## Problem to solve
Check each line of the material below for "images", then copy the ones that contain it.

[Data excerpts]
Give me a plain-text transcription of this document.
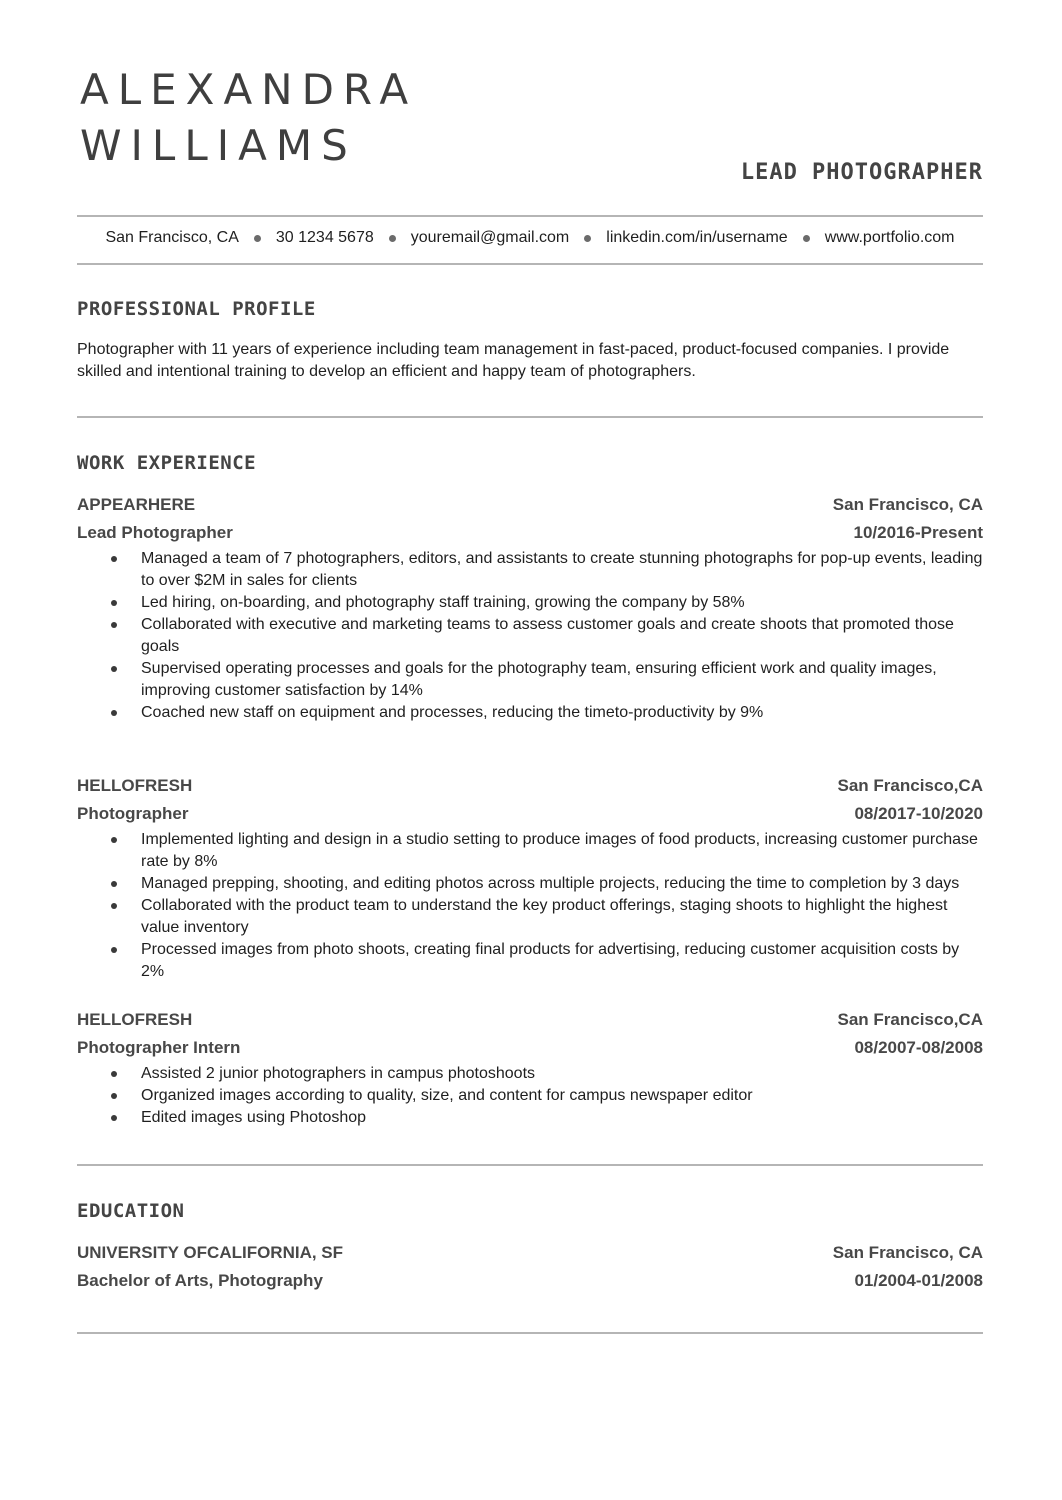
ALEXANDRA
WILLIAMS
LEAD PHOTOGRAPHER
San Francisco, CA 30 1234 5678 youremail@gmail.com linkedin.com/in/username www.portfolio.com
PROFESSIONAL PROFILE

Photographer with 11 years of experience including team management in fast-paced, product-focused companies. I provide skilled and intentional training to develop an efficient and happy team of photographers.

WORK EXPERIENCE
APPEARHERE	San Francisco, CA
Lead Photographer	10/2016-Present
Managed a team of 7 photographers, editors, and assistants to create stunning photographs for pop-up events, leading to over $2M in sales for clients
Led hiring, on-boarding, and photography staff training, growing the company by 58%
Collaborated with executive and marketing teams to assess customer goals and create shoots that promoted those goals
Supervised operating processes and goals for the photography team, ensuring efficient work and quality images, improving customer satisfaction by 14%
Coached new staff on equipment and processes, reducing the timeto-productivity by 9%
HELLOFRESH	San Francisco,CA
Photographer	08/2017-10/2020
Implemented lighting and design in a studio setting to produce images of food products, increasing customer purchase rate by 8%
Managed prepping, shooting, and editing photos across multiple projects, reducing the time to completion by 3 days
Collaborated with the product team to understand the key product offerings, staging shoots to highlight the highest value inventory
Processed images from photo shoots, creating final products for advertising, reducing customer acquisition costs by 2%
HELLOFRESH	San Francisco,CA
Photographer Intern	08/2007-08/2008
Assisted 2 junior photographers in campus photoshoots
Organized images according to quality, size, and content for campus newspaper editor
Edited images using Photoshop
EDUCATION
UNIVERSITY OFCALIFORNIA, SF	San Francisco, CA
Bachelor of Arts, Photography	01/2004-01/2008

--

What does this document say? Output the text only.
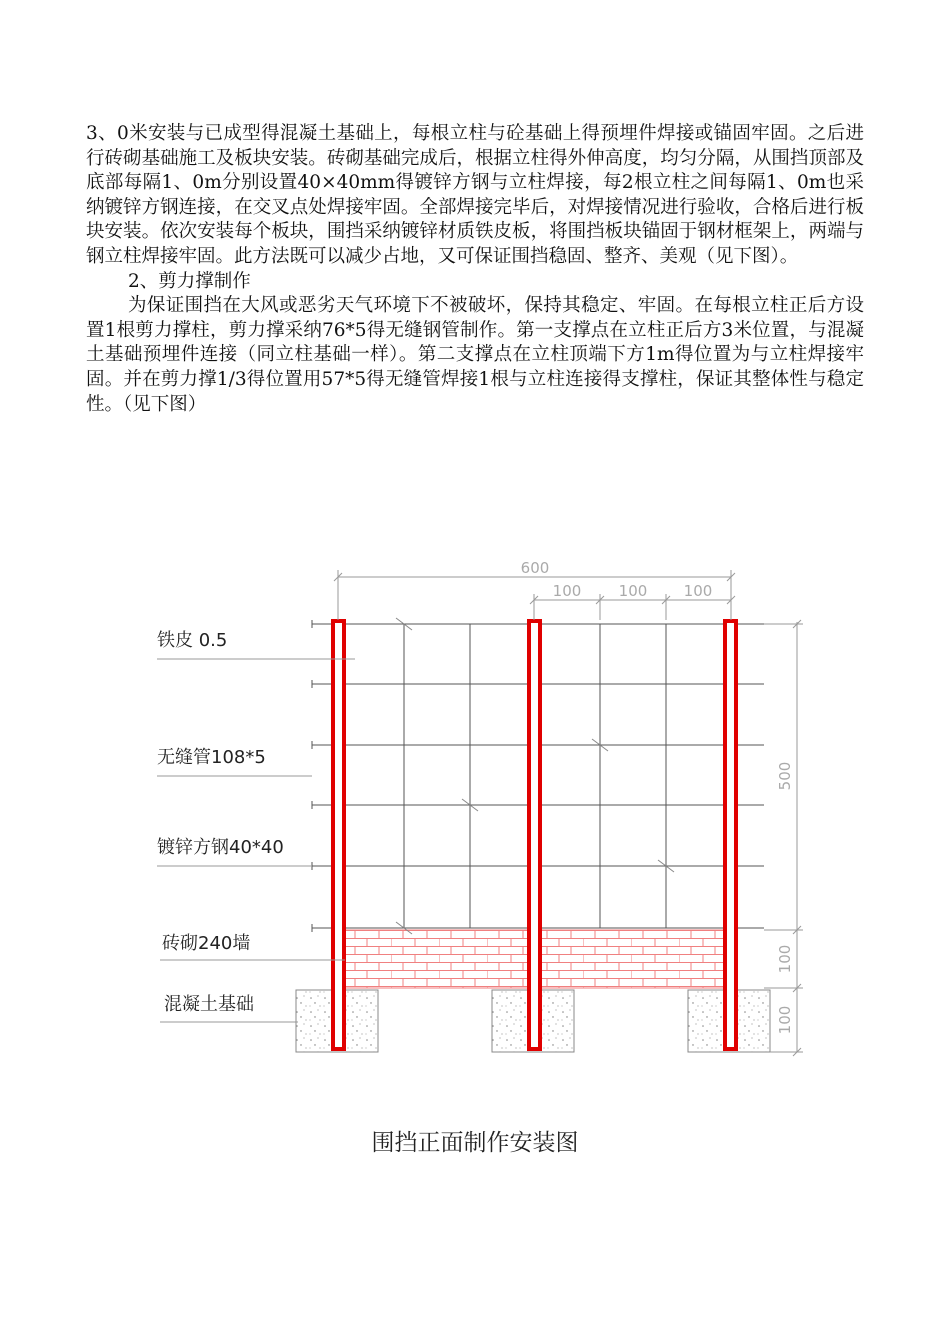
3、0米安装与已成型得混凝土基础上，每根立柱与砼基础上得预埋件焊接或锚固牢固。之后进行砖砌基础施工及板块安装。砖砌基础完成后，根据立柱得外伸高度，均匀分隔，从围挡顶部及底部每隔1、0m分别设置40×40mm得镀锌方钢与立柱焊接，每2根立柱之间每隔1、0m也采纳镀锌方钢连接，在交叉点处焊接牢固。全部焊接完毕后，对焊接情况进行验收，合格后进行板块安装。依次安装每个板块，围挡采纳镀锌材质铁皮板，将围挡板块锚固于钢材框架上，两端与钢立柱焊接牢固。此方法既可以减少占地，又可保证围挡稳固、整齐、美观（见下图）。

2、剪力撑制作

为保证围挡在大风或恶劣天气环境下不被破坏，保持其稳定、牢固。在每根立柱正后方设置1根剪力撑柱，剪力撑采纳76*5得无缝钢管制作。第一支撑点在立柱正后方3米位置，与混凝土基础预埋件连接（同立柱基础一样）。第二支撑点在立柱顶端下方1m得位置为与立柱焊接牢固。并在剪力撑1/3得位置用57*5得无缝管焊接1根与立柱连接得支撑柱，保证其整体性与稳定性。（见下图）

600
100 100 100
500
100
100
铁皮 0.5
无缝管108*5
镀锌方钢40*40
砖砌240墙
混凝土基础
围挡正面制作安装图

==

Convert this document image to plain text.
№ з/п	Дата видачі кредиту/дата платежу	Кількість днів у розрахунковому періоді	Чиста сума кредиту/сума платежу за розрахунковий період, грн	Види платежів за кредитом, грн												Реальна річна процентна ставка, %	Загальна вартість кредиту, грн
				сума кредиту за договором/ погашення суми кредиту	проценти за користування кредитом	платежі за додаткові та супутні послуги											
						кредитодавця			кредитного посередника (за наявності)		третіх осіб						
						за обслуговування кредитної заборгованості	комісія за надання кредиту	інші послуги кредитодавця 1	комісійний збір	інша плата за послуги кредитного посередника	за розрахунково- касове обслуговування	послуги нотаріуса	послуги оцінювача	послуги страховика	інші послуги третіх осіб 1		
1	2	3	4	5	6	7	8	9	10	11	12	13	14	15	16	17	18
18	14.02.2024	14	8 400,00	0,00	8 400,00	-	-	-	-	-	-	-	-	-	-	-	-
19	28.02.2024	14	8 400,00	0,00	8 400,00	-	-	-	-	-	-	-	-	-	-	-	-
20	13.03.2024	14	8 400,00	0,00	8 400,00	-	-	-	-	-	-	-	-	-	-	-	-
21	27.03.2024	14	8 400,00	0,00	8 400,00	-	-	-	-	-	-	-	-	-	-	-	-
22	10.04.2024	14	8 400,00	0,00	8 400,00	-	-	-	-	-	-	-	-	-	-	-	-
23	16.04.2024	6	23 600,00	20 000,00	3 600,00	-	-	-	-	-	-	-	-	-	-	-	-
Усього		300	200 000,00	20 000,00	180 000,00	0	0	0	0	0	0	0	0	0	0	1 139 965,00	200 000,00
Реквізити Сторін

## Exercise solution
Supervised operating processes and goals for the photography team, ensuring efficient work and quality images, improving customer satisfaction by 14%
Implemented lighting and design in a studio setting to produce images of food products, increasing customer purchase rate by 8%
Processed images from photo shoots, creating final products for advertising, reducing customer acquisition costs by 2%
Organized images according to quality, size, and content for campus newspaper editor
Edited images using Photoshop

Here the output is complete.